# WRITTEN EXERCISE
Copy out every line exactly as given.

● ● ● ● ● ● ●

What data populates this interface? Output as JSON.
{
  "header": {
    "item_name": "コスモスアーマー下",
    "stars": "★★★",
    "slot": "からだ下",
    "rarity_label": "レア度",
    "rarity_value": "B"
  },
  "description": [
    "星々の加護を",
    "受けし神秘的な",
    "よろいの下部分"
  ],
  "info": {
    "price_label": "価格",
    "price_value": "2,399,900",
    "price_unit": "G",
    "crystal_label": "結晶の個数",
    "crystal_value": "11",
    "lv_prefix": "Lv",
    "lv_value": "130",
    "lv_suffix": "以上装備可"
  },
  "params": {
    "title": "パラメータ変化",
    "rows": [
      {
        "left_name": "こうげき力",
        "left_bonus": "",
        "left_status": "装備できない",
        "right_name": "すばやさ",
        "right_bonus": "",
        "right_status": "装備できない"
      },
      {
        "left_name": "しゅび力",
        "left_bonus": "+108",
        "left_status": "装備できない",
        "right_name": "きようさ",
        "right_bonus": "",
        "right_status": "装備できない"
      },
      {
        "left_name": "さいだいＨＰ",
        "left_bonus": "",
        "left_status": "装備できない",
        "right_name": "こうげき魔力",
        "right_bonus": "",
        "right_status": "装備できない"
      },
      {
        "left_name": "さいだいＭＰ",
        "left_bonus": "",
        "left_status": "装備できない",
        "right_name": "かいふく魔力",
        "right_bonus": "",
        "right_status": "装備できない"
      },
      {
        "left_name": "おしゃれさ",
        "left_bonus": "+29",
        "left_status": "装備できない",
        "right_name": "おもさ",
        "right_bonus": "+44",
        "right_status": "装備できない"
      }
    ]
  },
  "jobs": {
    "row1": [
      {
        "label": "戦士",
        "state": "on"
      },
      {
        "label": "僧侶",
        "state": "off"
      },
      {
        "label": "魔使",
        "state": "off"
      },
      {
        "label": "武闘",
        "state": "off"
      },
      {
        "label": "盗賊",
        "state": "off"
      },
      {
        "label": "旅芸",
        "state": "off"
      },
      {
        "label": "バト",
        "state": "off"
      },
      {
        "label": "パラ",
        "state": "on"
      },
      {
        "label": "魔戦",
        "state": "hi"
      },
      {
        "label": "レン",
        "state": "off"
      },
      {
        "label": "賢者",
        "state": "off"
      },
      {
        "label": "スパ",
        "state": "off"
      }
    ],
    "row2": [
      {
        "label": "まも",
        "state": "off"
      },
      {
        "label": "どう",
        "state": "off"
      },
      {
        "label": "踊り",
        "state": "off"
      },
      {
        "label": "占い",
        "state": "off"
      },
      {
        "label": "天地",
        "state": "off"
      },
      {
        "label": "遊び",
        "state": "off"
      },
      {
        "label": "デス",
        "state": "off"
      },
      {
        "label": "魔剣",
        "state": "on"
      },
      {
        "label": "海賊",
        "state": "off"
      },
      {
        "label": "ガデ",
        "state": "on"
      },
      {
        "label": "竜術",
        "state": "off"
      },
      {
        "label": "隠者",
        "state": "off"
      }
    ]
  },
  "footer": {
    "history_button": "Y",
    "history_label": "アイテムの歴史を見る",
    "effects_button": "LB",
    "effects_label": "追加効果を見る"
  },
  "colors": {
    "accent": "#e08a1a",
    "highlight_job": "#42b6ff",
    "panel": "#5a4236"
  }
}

● ● ● ● ● ● ●

# OUTPUT BELOW
What data populates this interface? Output as JSON.
{
  "header": {
    "item_name": "コスモスアーマー下",
    "stars": "★★★",
    "slot": "からだ下",
    "rarity_label": "レア度",
    "rarity_value": "B"
  },
  "description": [
    "星々の加護を",
    "受けし神秘的な",
    "よろいの下部分"
  ],
  "info": {
    "price_label": "価格",
    "price_value": "2,399,900",
    "price_unit": "G",
    "crystal_label": "結晶の個数",
    "crystal_value": "11",
    "lv_prefix": "Lv",
    "lv_value": "130",
    "lv_suffix": "以上装備可"
  },
  "params": {
    "title": "パラメータ変化",
    "rows": [
      {
        "left_name": "こうげき力",
        "left_bonus": "",
        "left_status": "装備できない",
        "right_name": "すばやさ",
        "right_bonus": "",
        "right_status": "装備できない"
      },
      {
        "left_name": "しゅび力",
        "left_bonus": "+108",
        "left_status": "装備できない",
        "right_name": "きようさ",
        "right_bonus": "",
        "right_status": "装備できない"
      },
      {
        "left_name": "さいだいＨＰ",
        "left_bonus": "",
        "left_status": "装備できない",
        "right_name": "こうげき魔力",
        "right_bonus": "",
        "right_status": "装備できない"
      },
      {
        "left_name": "さいだいＭＰ",
        "left_bonus": "",
        "left_status": "装備できない",
        "right_name": "かいふく魔力",
        "right_bonus": "",
        "right_status": "装備できない"
      },
      {
        "left_name": "おしゃれさ",
        "left_bonus": "+29",
        "left_status": "装備できない",
        "right_name": "おもさ",
        "right_bonus": "+44",
        "right_status": "装備できない"
      }
    ]
  },
  "jobs": {
    "row1": [
      {
        "label": "戦士",
        "state": "on"
      },
      {
        "label": "僧侶",
        "state": "off"
      },
      {
        "label": "魔使",
        "state": "off"
      },
      {
        "label": "武闘",
        "state": "off"
      },
      {
        "label": "盗賊",
        "state": "off"
      },
      {
        "label": "旅芸",
        "state": "off"
      },
      {
        "label": "バト",
        "state": "off"
      },
      {
        "label": "パラ",
        "state": "on"
      },
      {
        "label": "魔戦",
        "state": "hi"
      },
      {
        "label": "レン",
        "state": "off"
      },
      {
        "label": "賢者",
        "state": "off"
      },
      {
        "label": "スパ",
        "state": "off"
      }
    ],
    "row2": [
      {
        "label": "まも",
        "state": "off"
      },
      {
        "label": "どう",
        "state": "off"
      },
      {
        "label": "踊り",
        "state": "off"
      },
      {
        "label": "占い",
        "state": "off"
      },
      {
        "label": "天地",
        "state": "off"
      },
      {
        "label": "遊び",
        "state": "off"
      },
      {
        "label": "デス",
        "state": "off"
      },
      {
        "label": "魔剣",
        "state": "on"
      },
      {
        "label": "海賊",
        "state": "off"
      },
      {
        "label": "ガデ",
        "state": "on"
      },
      {
        "label": "竜術",
        "state": "off"
      },
      {
        "label": "隠者",
        "state": "off"
      }
    ]
  },
  "footer": {
    "history_button": "Y",
    "history_label": "アイテムの歴史を見る",
    "effects_button": "LB",
    "effects_label": "追加効果を見る"
  },
  "colors": {
    "accent": "#e08a1a",
    "highlight_job": "#42b6ff",
    "panel": "#5a4236"
  }
}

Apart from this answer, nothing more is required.